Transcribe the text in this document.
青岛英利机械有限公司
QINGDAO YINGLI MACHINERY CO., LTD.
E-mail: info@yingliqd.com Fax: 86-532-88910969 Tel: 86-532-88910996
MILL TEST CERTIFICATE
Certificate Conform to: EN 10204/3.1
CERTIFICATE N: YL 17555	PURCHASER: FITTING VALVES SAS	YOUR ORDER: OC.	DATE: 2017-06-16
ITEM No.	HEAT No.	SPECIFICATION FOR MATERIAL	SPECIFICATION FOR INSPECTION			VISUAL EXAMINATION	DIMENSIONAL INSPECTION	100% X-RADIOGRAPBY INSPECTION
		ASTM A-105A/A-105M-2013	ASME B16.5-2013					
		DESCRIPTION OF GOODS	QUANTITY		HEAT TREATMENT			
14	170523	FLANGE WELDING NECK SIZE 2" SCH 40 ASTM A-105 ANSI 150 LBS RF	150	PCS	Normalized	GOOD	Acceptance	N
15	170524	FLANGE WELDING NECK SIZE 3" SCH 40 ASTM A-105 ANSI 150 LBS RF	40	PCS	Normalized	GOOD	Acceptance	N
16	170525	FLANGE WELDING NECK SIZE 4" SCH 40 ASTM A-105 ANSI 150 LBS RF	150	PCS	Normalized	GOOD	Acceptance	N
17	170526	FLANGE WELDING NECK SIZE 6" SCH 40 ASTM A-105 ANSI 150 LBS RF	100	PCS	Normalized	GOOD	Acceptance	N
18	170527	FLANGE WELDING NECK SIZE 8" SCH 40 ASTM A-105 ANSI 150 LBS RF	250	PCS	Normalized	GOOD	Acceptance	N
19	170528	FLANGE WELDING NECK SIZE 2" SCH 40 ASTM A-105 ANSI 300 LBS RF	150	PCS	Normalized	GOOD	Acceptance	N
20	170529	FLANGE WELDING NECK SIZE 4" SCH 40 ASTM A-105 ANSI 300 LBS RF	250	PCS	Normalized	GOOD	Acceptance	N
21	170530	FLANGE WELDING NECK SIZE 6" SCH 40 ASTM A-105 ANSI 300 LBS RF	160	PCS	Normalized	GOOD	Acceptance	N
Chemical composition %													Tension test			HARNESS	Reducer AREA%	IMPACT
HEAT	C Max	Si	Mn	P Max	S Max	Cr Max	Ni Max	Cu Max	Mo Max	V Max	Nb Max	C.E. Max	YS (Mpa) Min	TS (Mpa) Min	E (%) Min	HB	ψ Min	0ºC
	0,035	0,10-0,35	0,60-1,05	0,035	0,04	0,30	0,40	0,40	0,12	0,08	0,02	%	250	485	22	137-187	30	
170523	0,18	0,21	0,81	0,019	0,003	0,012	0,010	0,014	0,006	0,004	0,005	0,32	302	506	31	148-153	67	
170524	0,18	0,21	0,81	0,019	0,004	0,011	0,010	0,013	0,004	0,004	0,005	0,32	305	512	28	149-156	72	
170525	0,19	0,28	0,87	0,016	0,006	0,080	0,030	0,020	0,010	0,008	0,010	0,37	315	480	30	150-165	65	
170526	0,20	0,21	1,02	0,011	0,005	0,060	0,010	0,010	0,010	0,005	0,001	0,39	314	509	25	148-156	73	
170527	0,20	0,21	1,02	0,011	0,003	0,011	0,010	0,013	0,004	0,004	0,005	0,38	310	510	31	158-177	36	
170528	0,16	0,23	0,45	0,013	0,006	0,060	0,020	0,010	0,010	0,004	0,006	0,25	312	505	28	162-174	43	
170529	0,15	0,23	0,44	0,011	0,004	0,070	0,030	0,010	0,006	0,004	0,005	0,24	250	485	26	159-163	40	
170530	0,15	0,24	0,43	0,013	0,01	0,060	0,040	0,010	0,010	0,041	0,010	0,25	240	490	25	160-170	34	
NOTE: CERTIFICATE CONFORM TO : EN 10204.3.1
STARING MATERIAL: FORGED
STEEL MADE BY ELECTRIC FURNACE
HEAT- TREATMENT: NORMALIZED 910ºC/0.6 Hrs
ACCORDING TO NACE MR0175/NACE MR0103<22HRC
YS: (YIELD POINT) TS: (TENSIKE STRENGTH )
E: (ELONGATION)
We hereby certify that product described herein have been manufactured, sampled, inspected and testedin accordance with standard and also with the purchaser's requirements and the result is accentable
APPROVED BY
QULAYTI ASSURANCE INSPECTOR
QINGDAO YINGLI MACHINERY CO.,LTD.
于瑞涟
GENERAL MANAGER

Your instructions: From the entries above, copy every line where the word "NECK" shows up.

Task result:
14	170523	FLANGE WELDING NECK SIZE 2" SCH 40 ASTM A-105 ANSI 150 LBS RF	150	PCS	Normalized	GOOD	Acceptance	N
15	170524	FLANGE WELDING NECK SIZE 3" SCH 40 ASTM A-105 ANSI 150 LBS RF	40	PCS	Normalized	GOOD	Acceptance	N
16	170525	FLANGE WELDING NECK SIZE 4" SCH 40 ASTM A-105 ANSI 150 LBS RF	150	PCS	Normalized	GOOD	Acceptance	N
17	170526	FLANGE WELDING NECK SIZE 6" SCH 40 ASTM A-105 ANSI 150 LBS RF	100	PCS	Normalized	GOOD	Acceptance	N
18	170527	FLANGE WELDING NECK SIZE 8" SCH 40 ASTM A-105 ANSI 150 LBS RF	250	PCS	Normalized	GOOD	Acceptance	N
19	170528	FLANGE WELDING NECK SIZE 2" SCH 40 ASTM A-105 ANSI 300 LBS RF	150	PCS	Normalized	GOOD	Acceptance	N
20	170529	FLANGE WELDING NECK SIZE 4" SCH 40 ASTM A-105 ANSI 300 LBS RF	250	PCS	Normalized	GOOD	Acceptance	N
21	170530	FLANGE WELDING NECK SIZE 6" SCH 40 ASTM A-105 ANSI 300 LBS RF	160	PCS	Normalized	GOOD	Acceptance	N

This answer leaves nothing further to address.